EXTRACTED INFORMATION>
• • •

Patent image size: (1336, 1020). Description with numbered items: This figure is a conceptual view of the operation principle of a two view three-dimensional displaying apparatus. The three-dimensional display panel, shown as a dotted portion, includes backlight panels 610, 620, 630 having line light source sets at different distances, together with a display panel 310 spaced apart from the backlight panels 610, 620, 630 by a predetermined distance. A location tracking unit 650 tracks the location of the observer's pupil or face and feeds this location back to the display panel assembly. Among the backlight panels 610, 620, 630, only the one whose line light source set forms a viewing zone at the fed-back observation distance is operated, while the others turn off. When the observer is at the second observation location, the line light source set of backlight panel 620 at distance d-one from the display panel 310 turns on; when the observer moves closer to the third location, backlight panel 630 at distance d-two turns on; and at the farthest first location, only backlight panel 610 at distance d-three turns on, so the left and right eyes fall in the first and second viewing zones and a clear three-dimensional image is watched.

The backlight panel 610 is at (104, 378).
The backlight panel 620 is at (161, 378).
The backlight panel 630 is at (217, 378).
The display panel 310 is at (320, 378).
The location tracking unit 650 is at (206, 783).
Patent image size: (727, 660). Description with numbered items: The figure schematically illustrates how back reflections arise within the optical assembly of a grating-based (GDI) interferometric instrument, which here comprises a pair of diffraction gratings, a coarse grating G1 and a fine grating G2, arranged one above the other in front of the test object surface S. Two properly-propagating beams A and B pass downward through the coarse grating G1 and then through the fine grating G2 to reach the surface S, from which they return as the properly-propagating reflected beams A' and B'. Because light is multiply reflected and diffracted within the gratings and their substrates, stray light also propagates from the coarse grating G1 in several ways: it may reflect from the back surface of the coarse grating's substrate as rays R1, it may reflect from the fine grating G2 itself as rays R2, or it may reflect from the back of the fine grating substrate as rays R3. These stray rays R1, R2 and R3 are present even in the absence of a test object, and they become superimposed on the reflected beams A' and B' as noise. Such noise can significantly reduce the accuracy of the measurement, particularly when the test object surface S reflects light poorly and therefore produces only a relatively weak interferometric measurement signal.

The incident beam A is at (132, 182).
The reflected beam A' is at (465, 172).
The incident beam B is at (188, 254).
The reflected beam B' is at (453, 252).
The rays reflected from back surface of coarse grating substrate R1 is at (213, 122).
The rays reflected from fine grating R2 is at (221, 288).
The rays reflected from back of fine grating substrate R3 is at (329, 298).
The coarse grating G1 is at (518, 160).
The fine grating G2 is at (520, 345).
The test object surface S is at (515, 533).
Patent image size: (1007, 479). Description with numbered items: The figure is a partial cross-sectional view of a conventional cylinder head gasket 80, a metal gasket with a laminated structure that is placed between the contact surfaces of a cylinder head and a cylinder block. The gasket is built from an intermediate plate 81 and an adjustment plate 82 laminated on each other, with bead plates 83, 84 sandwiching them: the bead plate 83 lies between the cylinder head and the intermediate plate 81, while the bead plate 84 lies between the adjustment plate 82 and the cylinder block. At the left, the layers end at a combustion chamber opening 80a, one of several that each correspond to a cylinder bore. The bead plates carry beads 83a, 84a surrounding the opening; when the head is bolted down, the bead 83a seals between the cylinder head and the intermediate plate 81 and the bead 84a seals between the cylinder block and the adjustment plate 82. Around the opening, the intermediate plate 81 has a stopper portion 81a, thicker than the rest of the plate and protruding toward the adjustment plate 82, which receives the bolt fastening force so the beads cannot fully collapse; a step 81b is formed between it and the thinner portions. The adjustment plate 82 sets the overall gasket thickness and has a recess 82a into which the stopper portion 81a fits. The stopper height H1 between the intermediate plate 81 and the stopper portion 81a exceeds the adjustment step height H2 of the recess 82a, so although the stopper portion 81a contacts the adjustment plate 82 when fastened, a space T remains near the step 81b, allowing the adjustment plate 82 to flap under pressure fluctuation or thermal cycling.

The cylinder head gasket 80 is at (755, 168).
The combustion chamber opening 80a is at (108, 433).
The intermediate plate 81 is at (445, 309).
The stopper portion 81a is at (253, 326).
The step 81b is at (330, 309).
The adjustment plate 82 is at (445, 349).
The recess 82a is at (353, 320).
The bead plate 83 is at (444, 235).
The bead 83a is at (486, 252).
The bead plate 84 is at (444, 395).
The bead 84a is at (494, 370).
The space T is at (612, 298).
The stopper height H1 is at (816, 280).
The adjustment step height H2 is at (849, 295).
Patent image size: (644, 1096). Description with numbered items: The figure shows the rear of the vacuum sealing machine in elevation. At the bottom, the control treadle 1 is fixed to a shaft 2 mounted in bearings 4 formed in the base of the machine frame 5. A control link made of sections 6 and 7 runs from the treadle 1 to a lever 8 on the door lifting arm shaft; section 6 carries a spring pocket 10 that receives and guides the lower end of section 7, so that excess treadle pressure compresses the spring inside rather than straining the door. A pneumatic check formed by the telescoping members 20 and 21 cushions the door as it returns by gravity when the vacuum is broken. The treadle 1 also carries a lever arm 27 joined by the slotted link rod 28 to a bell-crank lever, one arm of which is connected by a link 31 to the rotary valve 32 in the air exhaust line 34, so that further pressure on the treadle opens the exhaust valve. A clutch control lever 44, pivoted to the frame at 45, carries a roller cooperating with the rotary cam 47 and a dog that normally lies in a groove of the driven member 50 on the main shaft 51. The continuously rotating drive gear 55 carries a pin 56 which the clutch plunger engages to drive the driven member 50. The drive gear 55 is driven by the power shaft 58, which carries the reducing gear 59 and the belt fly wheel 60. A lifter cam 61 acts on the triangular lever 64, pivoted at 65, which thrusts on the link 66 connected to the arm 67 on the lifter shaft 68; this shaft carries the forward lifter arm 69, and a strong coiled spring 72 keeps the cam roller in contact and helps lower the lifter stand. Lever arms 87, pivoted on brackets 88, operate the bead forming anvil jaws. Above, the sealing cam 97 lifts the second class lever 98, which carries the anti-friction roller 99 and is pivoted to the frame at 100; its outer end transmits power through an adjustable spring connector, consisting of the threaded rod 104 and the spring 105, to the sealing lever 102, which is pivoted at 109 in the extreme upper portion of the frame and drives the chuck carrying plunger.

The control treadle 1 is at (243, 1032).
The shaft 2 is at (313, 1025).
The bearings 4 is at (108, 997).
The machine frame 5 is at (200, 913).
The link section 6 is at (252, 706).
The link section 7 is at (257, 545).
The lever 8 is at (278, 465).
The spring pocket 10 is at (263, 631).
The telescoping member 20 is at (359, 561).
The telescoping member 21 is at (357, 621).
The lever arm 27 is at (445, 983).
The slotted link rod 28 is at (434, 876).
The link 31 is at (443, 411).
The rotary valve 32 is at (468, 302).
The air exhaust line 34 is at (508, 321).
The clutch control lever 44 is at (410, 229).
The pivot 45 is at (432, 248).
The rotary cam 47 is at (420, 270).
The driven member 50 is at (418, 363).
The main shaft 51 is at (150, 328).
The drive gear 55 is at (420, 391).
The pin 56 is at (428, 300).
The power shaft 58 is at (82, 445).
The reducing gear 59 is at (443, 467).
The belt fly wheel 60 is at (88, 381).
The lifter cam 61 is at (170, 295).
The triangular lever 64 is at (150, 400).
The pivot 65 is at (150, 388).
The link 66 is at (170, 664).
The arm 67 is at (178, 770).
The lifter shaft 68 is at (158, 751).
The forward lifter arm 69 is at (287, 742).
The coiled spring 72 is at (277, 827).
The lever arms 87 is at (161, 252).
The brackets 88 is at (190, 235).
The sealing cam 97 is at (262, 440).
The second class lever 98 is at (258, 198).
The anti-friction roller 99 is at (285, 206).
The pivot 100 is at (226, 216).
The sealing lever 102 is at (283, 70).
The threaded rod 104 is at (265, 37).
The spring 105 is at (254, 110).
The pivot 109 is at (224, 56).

• • •

PROBLEM> Convert all the entries above into a Markdown table with two columns, Row and Line Text. Put one line per row, numbered in order, and omit blank lines.

EXPECTED OUTPUT>
| Row | Line Text |
|---|---|
| 1 | Patent image size: (1336, 1020). Description with numbered items: This figure is a conceptual view of the operation principle of a two view three-dimensional displaying apparatus. The three-dimensional display panel, shown as a dotted portion, includes backlight panels 610, 620, 630 having line light source sets at different distances, together with a display panel 310 spaced apart from the backlight panels 610, 620, 630 by a predetermined distance. A location tracking unit 650 tracks the location of the observer's pupil or face and feeds this location back to the display panel assembly. Among the backlight panels 610, 620, 630, only the one whose line light source set forms a viewing zone at the fed-back observation distance is operated, while the others turn off. When the observer is at the second observation location, the line light source set of backlight panel 620 at distance d-one from the display panel 310 turns on; when the observer moves closer to the third location, backlight panel 630 at distance d-two turns on; and at the farthest first location, only backlight panel 610 at distance d-three turns on, so the left and right eyes fall in the first and second viewing zones and a clear three-dimensional image is watched. |
| 2 | The backlight panel 610 is at (104, 378). |
| 3 | The backlight panel 620 is at (161, 378). |
| 4 | The backlight panel 630 is at (217, 378). |
| 5 | The display panel 310 is at (320, 378). |
| 6 | The location tracking unit 650 is at (206, 783). |
| 7 | Patent image size: (727, 660). Description with numbered items: The figure schematically illustrates how back reflections arise within the optical assembly of a grating-based (GDI) interferometric instrument, which here comprises a pair of diffraction gratings, a coarse grating G1 and a fine grating G2, arranged one above the other in front of the test object surface S. Two properly-propagating beams A and B pass downward through the coarse grating G1 and then through the fine grating G2 to reach the surface S, from which they return as the properly-propagating reflected beams A' and B'. Because light is multiply reflected and diffracted within the gratings and their substrates, stray light also propagates from the coarse grating G1 in several ways: it may reflect from the back surface of the coarse grating's substrate as rays R1, it may reflect from the fine grating G2 itself as rays R2, or it may reflect from the back of the fine grating substrate as rays R3. These stray rays R1, R2 and R3 are present even in the absence of a test object, and they become superimposed on the reflected beams A' and B' as noise. Such noise can significantly reduce the accuracy of the measurement, particularly when the test object surface S reflects light poorly and therefore produces only a relatively weak interferometric measurement signal. |
| 8 | The incident beam A is at (132, 182). |
| 9 | The reflected beam A' is at (465, 172). |
| 10 | The incident beam B is at (188, 254). |
| 11 | The reflected beam B' is at (453, 252). |
| 12 | The rays reflected from back surface of coarse grating substrate R1 is at (213, 122). |
| 13 | The rays reflected from fine grating R2 is at (221, 288). |
| 14 | The rays reflected from back of fine grating substrate R3 is at (329, 298). |
| 15 | The coarse grating G1 is at (518, 160). |
| 16 | The fine grating G2 is at (520, 345). |
| 17 | The test object surface S is at (515, 533). |
| 18 | Patent image size: (1007, 479). Description with numbered items: The figure is a partial cross-sectional view of a conventional cylinder head gasket 80, a metal gasket with a laminated structure that is placed between the contact surfaces of a cylinder head and a cylinder block. The gasket is built from an intermediate plate 81 and an adjustment plate 82 laminated on each other, with bead plates 83, 84 sandwiching them: the bead plate 83 lies between the cylinder head and the intermediate plate 81, while the bead plate 84 lies between the adjustment plate 82 and the cylinder block. At the left, the layers end at a combustion chamber opening 80a, one of several that each correspond to a cylinder bore. The bead plates carry beads 83a, 84a surrounding the opening; when the head is bolted down, the bead 83a seals between the cylinder head and the intermediate plate 81 and the bead 84a seals between the cylinder block and the adjustment plate 82. Around the opening, the intermediate plate 81 has a stopper portion 81a, thicker than the rest of the plate and protruding toward the adjustment plate 82, which receives the bolt fastening force so the beads cannot fully collapse; a step 81b is formed between it and the thinner portions. The adjustment plate 82 sets the overall gasket thickness and has a recess 82a into which the stopper portion 81a fits. The stopper height H1 between the intermediate plate 81 and the stopper portion 81a exceeds the adjustment step height H2 of the recess 82a, so although the stopper portion 81a contacts the adjustment plate 82 when fastened, a space T remains near the step 81b, allowing the adjustment plate 82 to flap under pressure fluctuation or thermal cycling. |
| 19 | The cylinder head gasket 80 is at (755, 168). |
| 20 | The combustion chamber opening 80a is at (108, 433). |
| 21 | The intermediate plate 81 is at (445, 309). |
| 22 | The stopper portion 81a is at (253, 326). |
| 23 | The step 81b is at (330, 309). |
| 24 | The adjustment plate 82 is at (445, 349). |
| 25 | The recess 82a is at (353, 320). |
| 26 | The bead plate 83 is at (444, 235). |
| 27 | The bead 83a is at (486, 252). |
| 28 | The bead plate 84 is at (444, 395). |
| 29 | The bead 84a is at (494, 370). |
| 30 | The space T is at (612, 298). |
| 31 | The stopper height H1 is at (816, 280). |
| 32 | The adjustment step height H2 is at (849, 295). |
| 33 | Patent image size: (644, 1096). Description with numbered items: The figure shows the rear of the vacuum sealing machine in elevation. At the bottom, the control treadle 1 is fixed to a shaft 2 mounted in bearings 4 formed in the base of the machine frame 5. A control link made of sections 6 and 7 runs from the treadle 1 to a lever 8 on the door lifting arm shaft; section 6 carries a spring pocket 10 that receives and guides the lower end of section 7, so that excess treadle pressure compresses the spring inside rather than straining the door. A pneumatic check formed by the telescoping members 20 and 21 cushions the door as it returns by gravity when the vacuum is broken. The treadle 1 also carries a lever arm 27 joined by the slotted link rod 28 to a bell-crank lever, one arm of which is connected by a link 31 to the rotary valve 32 in the air exhaust line 34, so that further pressure on the treadle opens the exhaust valve. A clutch control lever 44, pivoted to the frame at 45, carries a roller cooperating with the rotary cam 47 and a dog that normally lies in a groove of the driven member 50 on the main shaft 51. The continuously rotating drive gear 55 carries a pin 56 which the clutch plunger engages to drive the driven member 50. The drive gear 55 is driven by the power shaft 58, which carries the reducing gear 59 and the belt fly wheel 60. A lifter cam 61 acts on the triangular lever 64, pivoted at 65, which thrusts on the link 66 connected to the arm 67 on the lifter shaft 68; this shaft carries the forward lifter arm 69, and a strong coiled spring 72 keeps the cam roller in contact and helps lower the lifter stand. Lever arms 87, pivoted on brackets 88, operate the bead forming anvil jaws. Above, the sealing cam 97 lifts the second class lever 98, which carries the anti-friction roller 99 and is pivoted to the frame at 100; its outer end transmits power through an adjustable spring connector, consisting of the threaded rod 104 and the spring 105, to the sealing lever 102, which is pivoted at 109 in the extreme upper portion of the frame and drives the chuck carrying plunger. |
| 34 | The control treadle 1 is at (243, 1032). |
| 35 | The shaft 2 is at (313, 1025). |
| 36 | The bearings 4 is at (108, 997). |
| 37 | The machine frame 5 is at (200, 913). |
| 38 | The link section 6 is at (252, 706). |
| 39 | The link section 7 is at (257, 545). |
| 40 | The lever 8 is at (278, 465). |
| 41 | The spring pocket 10 is at (263, 631). |
| 42 | The telescoping member 20 is at (359, 561). |
| 43 | The telescoping member 21 is at (357, 621). |
| 44 | The lever arm 27 is at (445, 983). |
| 45 | The slotted link rod 28 is at (434, 876). |
| 46 | The link 31 is at (443, 411). |
| 47 | The rotary valve 32 is at (468, 302). |
| 48 | The air exhaust line 34 is at (508, 321). |
| 49 | The clutch control lever 44 is at (410, 229). |
| 50 | The pivot 45 is at (432, 248). |
| 51 | The rotary cam 47 is at (420, 270). |
| 52 | The driven member 50 is at (418, 363). |
| 53 | The main shaft 51 is at (150, 328). |
| 54 | The drive gear 55 is at (420, 391). |
| 55 | The pin 56 is at (428, 300). |
| 56 | The power shaft 58 is at (82, 445). |
| 57 | The reducing gear 59 is at (443, 467). |
| 58 | The belt fly wheel 60 is at (88, 381). |
| 59 | The lifter cam 61 is at (170, 295). |
| 60 | The triangular lever 64 is at (150, 400). |
| 61 | The pivot 65 is at (150, 388). |
| 62 | The link 66 is at (170, 664). |
| 63 | The arm 67 is at (178, 770). |
| 64 | The lifter shaft 68 is at (158, 751). |
| 65 | The forward lifter arm 69 is at (287, 742). |
| 66 | The coiled spring 72 is at (277, 827). |
| 67 | The lever arms 87 is at (161, 252). |
| 68 | The brackets 88 is at (190, 235). |
| 69 | The sealing cam 97 is at (262, 440). |
| 70 | The second class lever 98 is at (258, 198). |
| 71 | The anti-friction roller 99 is at (285, 206). |
| 72 | The pivot 100 is at (226, 216). |
| 73 | The sealing lever 102 is at (283, 70). |
| 74 | The threaded rod 104 is at (265, 37). |
| 75 | The spring 105 is at (254, 110). |
| 76 | The pivot 109 is at (224, 56). |